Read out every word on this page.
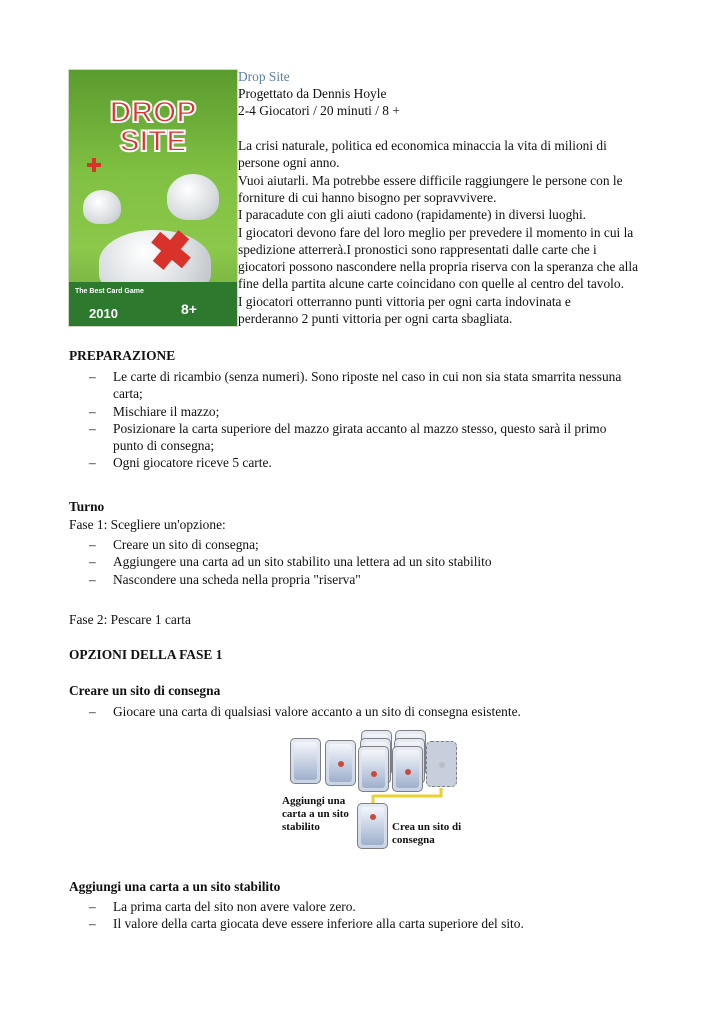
DROP
SITE
The Best Card Game
2010	8+

Drop Site

Progettato da Dennis Hoyle

2-4 Giocatori / 20 minuti / 8 +

La crisi naturale, politica ed economica minaccia la vita di milioni di

persone ogni anno.

Vuoi aiutarli. Ma potrebbe essere difficile raggiungere le persone con le

forniture di cui hanno bisogno per sopravvivere.

I paracadute con gli aiuti cadono (rapidamente) in diversi luoghi.

I giocatori devono fare del loro meglio per prevedere il momento in cui la

spedizione atterrerà.I pronostici sono rappresentati dalle carte che i

giocatori possono nascondere nella propria riserva con la speranza che alla

fine della partita alcune carte coincidano con quelle al centro del tavolo.

I giocatori otterranno punti vittoria per ogni carta indovinata e

perderanno 2 punti vittoria per ogni carta sbagliata.

PREPARAZIONE

– Le carte di ricambio (senza numeri). Sono riposte nel caso in cui non sia stata smarrita nessuna
carta;
– Mischiare il mazzo;
– Posizionare la carta superiore del mazzo girata accanto al mazzo stesso, questo sarà il primo
punto di consegna;
– Ogni giocatore riceve 5 carte.

Turno

Fase 1: Scegliere un'opzione:

– Creare un sito di consegna;
– Aggiungere una carta ad un sito stabilito una lettera ad un sito stabilito
– Nascondere una scheda nella propria "riserva"

Fase 2: Pescare 1 carta

OPZIONI DELLA FASE 1

Creare un sito di consegna

– Giocare una carta di qualsiasi valore accanto a un sito di consegna esistente.
Aggiungi una
carta a un sito
stabilito	Crea un sito di
consegna

Aggiungi una carta a un sito stabilito

– La prima carta del sito non avere valore zero.
– Il valore della carta giocata deve essere inferiore alla carta superiore del sito.
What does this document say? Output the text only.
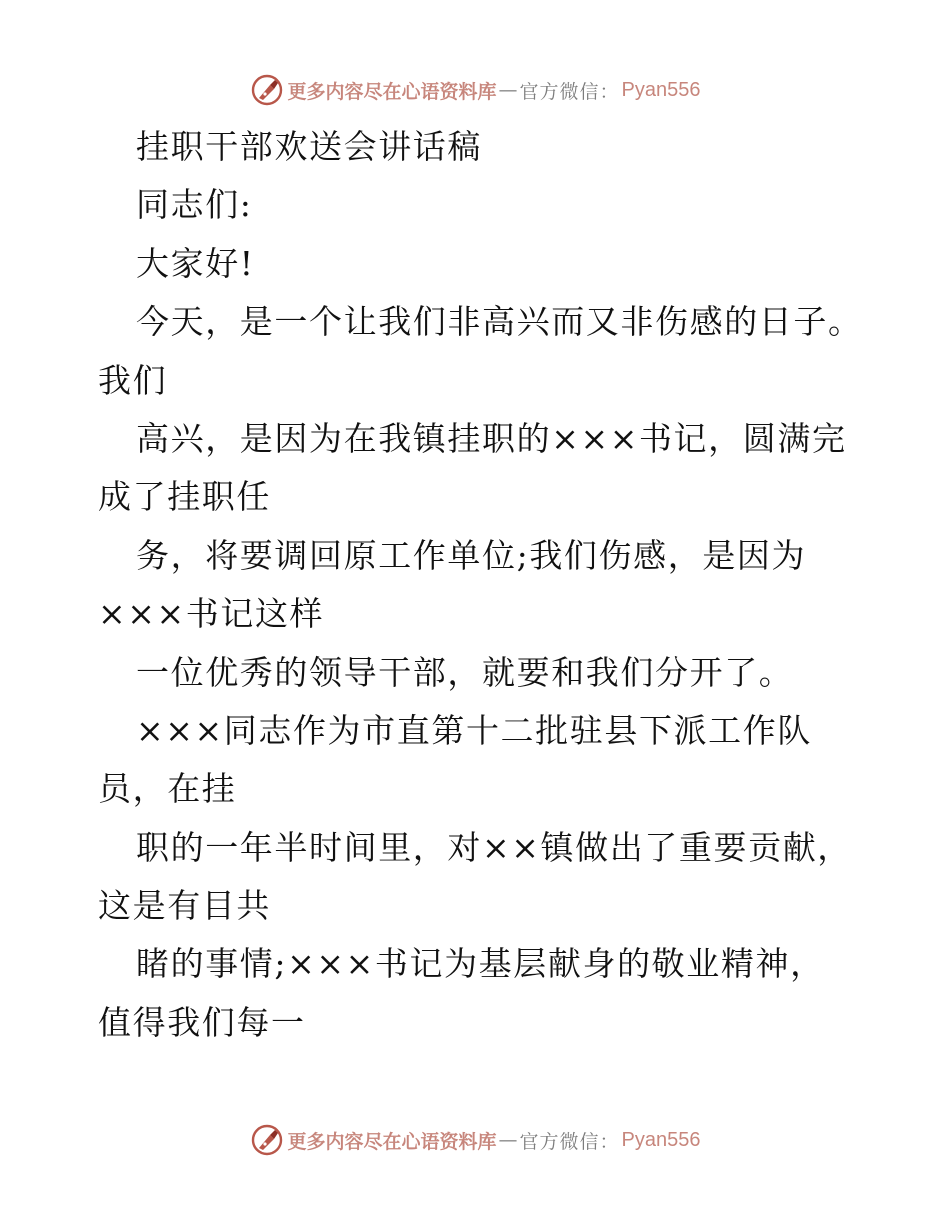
更多内容尽在心语资料库 — 官方微信： Pyan556
挂职干部欢送会讲话稿
同志们:
大家好!
今天，是一个让我们非高兴而又非伤感的日子。
我们
高兴，是因为在我镇挂职的×××书记，圆满完
成了挂职任
务，将要调回原工作单位;我们伤感，是因为
×××书记这样
一位优秀的领导干部，就要和我们分开了。
×××同志作为市直第十二批驻县下派工作队
员，在挂
职的一年半时间里，对××镇做出了重要贡献，
这是有目共
睹的事情;×××书记为基层献身的敬业精神，
值得我们每一
更多内容尽在心语资料库 — 官方微信： Pyan556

_Directive:_ Transcribe exactly the portion of the material above that runs from the line containing "What does this" through its last line, omitting all pictures.

_Output for this exercise:_
What does this document say? Output the text only.
更多内容尽在心语资料库 — 官方微信： Pyan556
挂职干部欢送会讲话稿
同志们:
大家好!
今天，是一个让我们非高兴而又非伤感的日子。
我们
高兴，是因为在我镇挂职的×××书记，圆满完
成了挂职任
务，将要调回原工作单位;我们伤感，是因为
×××书记这样
一位优秀的领导干部，就要和我们分开了。
×××同志作为市直第十二批驻县下派工作队
员，在挂
职的一年半时间里，对××镇做出了重要贡献，
这是有目共
睹的事情;×××书记为基层献身的敬业精神，
值得我们每一
更多内容尽在心语资料库 — 官方微信： Pyan556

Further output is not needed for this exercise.